WHAT YOU NEED TO DO
Find and copy lines holding "GRADE".

•••

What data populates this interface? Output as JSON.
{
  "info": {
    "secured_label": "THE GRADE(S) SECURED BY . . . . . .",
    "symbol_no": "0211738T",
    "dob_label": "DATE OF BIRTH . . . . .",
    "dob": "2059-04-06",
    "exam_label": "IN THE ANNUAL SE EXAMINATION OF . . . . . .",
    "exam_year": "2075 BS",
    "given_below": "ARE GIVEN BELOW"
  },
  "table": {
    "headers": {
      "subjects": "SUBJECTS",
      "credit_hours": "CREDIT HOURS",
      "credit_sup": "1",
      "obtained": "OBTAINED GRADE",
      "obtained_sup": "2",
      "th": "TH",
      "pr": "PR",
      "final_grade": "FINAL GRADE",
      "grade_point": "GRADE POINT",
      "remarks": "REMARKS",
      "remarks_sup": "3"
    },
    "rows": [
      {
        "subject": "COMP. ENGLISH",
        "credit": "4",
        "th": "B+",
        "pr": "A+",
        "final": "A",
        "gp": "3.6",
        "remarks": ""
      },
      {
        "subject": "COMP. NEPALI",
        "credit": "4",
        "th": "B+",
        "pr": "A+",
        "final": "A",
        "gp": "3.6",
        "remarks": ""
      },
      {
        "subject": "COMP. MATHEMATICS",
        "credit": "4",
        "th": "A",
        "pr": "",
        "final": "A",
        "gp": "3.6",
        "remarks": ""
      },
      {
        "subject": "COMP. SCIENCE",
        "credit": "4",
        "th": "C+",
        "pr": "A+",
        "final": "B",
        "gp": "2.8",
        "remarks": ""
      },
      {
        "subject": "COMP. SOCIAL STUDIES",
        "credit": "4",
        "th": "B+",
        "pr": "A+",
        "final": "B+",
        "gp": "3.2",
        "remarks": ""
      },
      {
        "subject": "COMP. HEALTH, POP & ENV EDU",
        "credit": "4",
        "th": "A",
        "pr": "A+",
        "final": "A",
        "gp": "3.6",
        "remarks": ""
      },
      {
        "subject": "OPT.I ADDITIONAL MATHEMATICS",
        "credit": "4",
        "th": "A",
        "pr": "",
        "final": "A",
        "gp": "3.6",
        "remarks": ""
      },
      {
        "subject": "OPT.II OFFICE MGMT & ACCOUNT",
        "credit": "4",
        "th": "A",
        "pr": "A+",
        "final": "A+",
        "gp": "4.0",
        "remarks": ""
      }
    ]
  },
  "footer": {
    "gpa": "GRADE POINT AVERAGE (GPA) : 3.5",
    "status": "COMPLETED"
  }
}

•••

OUTPUT OF THE TASK
    "secured_label": "THE GRADE(S) SECURED BY . . . . . .",
      "obtained": "OBTAINED GRADE",
      "final_grade": "FINAL GRADE",
      "grade_point": "GRADE POINT",
    "gpa": "GRADE POINT AVERAGE (GPA) : 3.5",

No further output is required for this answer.